## DATASET ROWS
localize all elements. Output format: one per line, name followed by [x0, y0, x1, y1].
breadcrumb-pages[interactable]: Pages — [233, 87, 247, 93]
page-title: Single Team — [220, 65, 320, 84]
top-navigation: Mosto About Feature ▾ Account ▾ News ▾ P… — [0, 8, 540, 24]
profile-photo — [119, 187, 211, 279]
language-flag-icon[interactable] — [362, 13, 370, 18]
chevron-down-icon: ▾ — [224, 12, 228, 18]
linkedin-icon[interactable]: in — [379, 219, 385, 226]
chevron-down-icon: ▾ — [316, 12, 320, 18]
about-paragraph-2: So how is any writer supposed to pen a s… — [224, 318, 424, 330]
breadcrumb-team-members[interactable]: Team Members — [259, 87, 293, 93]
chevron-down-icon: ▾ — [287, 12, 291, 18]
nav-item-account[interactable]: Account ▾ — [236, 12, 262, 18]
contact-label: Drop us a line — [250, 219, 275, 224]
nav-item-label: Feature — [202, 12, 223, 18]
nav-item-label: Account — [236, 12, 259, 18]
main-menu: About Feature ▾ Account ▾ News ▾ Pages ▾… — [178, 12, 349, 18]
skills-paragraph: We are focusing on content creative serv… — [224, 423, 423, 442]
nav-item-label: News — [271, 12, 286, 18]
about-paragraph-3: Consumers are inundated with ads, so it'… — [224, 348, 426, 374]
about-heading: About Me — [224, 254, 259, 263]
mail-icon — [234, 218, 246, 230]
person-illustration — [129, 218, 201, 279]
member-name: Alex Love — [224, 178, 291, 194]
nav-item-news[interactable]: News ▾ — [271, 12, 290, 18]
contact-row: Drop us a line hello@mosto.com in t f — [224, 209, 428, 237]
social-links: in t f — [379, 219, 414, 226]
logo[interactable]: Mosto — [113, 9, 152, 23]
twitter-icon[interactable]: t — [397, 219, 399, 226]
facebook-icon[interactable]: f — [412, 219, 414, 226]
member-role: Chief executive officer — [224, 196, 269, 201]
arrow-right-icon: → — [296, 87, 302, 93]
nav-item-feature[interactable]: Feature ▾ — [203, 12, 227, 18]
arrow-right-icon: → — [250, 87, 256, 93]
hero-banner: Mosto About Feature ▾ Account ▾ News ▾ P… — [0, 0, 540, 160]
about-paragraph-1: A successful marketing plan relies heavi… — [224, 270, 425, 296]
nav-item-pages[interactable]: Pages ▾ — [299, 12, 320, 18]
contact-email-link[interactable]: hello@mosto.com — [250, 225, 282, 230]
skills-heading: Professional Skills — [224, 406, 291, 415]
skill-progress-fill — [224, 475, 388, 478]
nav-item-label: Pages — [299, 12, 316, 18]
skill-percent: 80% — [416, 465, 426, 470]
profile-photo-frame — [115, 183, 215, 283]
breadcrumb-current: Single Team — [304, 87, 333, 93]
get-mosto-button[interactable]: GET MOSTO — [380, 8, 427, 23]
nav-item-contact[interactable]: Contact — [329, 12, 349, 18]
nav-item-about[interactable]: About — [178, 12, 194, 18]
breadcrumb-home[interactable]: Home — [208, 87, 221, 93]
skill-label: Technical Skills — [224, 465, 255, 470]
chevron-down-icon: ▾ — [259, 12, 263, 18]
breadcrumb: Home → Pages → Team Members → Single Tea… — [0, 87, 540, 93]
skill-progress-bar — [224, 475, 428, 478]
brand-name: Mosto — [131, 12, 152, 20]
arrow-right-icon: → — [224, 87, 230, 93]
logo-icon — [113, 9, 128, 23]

## EXERCISE DETAILS
Extract from the records above each line that contains the string "item", and list those lines in their original order.

## ANSWER TO THE PROBLEM
nav-item-account[interactable]: Account ▾ — [236, 12, 262, 18]
nav-item-label: Feature — [202, 12, 223, 18]
nav-item-label: Account — [236, 12, 259, 18]
nav-item-label: News — [271, 12, 286, 18]
nav-item-news[interactable]: News ▾ — [271, 12, 290, 18]
nav-item-feature[interactable]: Feature ▾ — [203, 12, 227, 18]
nav-item-pages[interactable]: Pages ▾ — [299, 12, 320, 18]
nav-item-label: Pages — [299, 12, 316, 18]
nav-item-contact[interactable]: Contact — [329, 12, 349, 18]
nav-item-about[interactable]: About — [178, 12, 194, 18]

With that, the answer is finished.